--- Directives ---
a: List every crop named in the article below about this year's corn crop.
b: Pick up the piece below on this year's corn crop and the price of grain after its final sentence, and carry it forward.
##### Reading text #####
The size of this year’s corn crop will be 92.3 million acres, the Agriculture Department said Thursday. That’s 9 percent larger than the average annual corn crop over the past decade. The only crop bigger in the past 67 years was planted in 2007.

Many analysts had worried that wet weather this past spring would cut the number of corn acres. But record-high prices are encouraging farmers to use more acres for corn, and less for soybeans and wheat.

A greater crop estimate drove corn futures down 30 cents to close at nearly $6.21 a bushel. That’s the maximum price change allowed by futures exchanges. Corn rose to a record high of $7.99 a bushel earlier in June.

More expensive grain has led to food-price increases this year. That could ultimately make everything from beef to cereal to soft drinks more expensive at the supermarket. A huge harvest in August could ultimately slow food inflation. It typically takes six months for changes in commodity prices to affect retail food prices in the U.S.
##### Given information #####
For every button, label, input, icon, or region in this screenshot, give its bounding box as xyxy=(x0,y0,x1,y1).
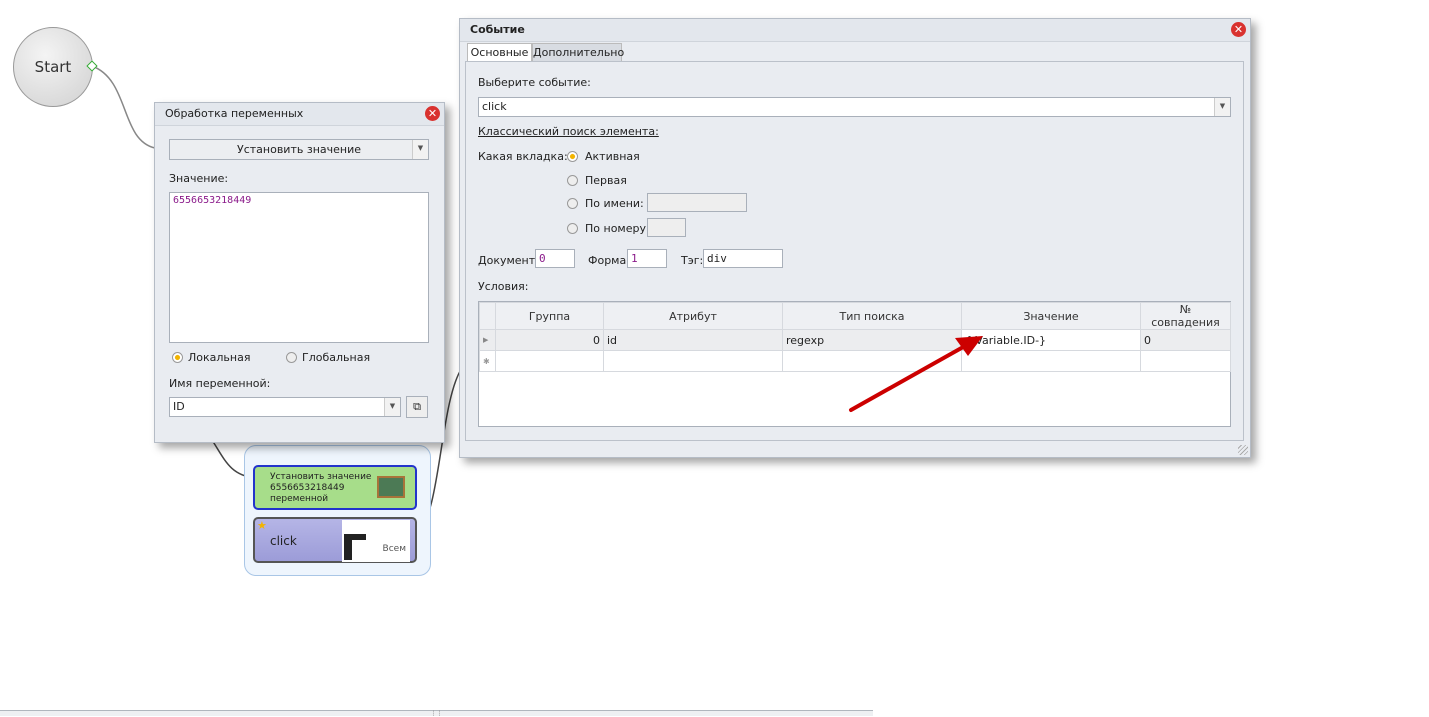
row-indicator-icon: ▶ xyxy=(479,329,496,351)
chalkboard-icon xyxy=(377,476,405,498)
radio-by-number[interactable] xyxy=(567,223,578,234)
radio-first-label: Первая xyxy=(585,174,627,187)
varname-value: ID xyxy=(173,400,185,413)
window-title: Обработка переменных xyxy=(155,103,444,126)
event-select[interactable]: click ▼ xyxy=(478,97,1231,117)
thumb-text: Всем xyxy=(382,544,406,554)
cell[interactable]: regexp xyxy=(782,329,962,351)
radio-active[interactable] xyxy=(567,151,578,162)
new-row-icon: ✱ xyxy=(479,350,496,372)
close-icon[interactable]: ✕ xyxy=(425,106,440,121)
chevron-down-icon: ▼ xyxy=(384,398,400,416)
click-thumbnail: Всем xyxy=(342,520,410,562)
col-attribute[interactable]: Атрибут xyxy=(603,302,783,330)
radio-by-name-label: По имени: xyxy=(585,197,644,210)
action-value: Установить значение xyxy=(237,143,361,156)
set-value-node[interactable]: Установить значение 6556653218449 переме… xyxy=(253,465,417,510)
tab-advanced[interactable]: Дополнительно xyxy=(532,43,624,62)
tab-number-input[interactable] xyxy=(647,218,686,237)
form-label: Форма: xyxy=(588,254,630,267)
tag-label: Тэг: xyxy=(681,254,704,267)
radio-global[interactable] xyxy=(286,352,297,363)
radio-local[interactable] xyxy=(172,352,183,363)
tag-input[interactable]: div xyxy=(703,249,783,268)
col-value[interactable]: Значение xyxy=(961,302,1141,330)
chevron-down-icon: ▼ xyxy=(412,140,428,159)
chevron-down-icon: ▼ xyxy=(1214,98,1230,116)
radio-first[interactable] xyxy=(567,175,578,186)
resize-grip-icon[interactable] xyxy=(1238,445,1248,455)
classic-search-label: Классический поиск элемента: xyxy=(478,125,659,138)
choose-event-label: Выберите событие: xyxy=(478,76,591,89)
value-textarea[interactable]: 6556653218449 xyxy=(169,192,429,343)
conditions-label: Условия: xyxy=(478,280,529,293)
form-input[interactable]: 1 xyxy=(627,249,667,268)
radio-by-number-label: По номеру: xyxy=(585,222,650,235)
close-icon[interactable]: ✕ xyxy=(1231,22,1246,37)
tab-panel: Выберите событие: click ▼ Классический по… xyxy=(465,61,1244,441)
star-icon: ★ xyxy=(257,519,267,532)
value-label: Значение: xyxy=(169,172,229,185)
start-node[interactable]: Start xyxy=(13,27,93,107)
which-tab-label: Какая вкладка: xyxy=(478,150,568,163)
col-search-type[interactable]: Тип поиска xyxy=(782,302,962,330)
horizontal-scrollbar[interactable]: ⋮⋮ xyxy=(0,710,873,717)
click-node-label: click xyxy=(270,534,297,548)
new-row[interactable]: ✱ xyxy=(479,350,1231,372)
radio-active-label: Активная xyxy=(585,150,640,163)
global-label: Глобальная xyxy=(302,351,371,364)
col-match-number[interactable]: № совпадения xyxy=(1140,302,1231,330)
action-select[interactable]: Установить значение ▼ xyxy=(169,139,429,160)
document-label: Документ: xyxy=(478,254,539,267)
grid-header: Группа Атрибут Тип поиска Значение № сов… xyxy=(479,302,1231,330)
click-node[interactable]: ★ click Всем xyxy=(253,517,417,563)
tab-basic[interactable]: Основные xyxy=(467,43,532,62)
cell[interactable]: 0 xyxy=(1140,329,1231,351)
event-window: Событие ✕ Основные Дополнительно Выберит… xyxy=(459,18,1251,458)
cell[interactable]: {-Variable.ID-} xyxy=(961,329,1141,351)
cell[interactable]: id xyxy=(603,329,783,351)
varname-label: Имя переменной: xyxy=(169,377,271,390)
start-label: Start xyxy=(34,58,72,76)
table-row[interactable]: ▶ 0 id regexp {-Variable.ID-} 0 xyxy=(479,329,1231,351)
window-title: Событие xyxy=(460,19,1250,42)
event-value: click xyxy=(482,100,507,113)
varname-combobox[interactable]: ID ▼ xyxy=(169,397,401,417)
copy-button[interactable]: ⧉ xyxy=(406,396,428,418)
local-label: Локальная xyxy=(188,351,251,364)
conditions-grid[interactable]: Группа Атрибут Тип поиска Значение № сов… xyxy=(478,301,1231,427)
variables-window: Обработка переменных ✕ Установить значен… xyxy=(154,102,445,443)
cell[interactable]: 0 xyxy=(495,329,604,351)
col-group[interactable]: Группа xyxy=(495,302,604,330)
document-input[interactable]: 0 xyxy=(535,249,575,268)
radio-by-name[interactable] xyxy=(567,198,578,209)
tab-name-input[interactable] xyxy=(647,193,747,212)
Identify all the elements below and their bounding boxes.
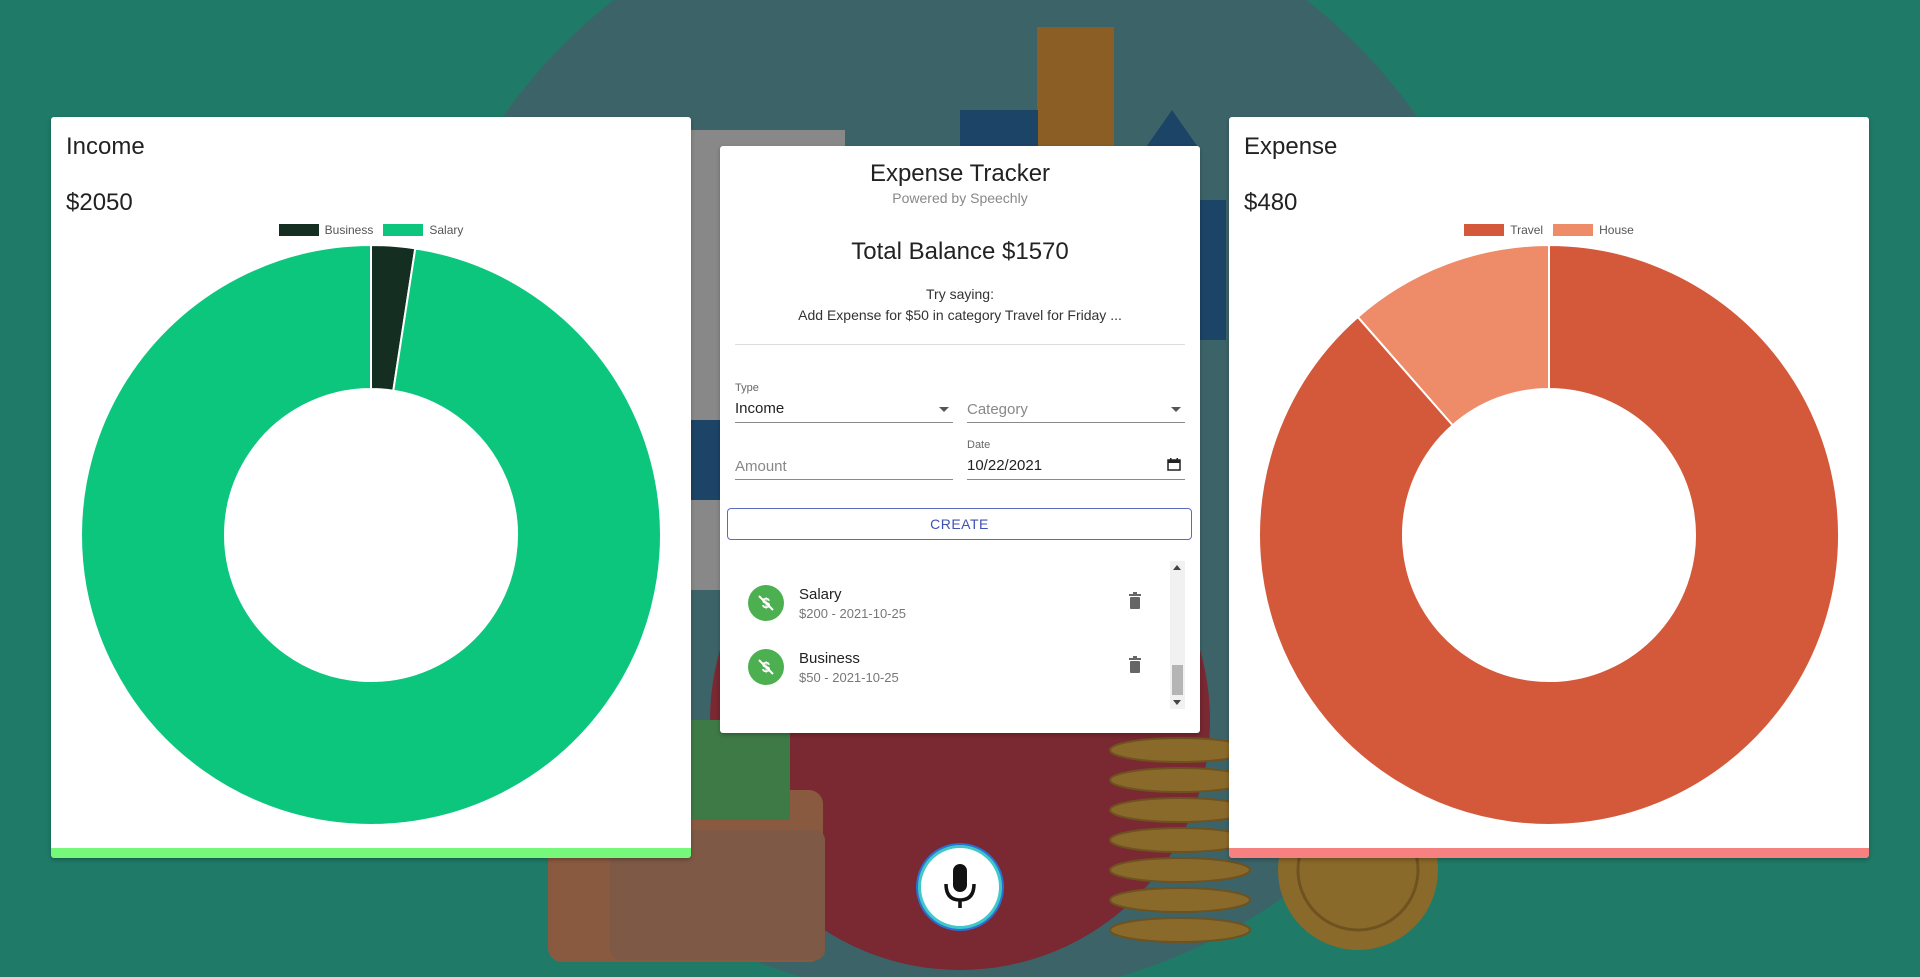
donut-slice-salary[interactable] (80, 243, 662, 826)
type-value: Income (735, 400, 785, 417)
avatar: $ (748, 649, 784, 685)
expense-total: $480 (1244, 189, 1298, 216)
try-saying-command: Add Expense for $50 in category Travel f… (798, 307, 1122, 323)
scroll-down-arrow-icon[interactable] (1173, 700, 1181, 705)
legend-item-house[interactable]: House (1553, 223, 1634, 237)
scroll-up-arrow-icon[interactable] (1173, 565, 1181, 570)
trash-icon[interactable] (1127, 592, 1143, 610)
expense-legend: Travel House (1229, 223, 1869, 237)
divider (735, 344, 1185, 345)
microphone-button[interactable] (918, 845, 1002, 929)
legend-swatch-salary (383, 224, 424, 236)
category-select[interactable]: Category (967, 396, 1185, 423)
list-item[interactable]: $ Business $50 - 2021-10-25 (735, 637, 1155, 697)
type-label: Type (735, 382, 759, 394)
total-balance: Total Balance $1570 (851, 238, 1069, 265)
#####
--- Answers given ---
a: corn, soybeans, wheat

b:
Analysts say consumers could see some relief at the supermarket by early 2012.

“All of us who perceived tighter (corn) supplies up to this point . . . were proven wrong today,” said Jason Ward, an analyst with Northstar Commodity in Minneapolis.

Industry traders had expected just 90.8 million acres of corn had been planted. Knowing that far more corn is in the pipeline will probably pull down grain prices dramatically this summer, Ward said.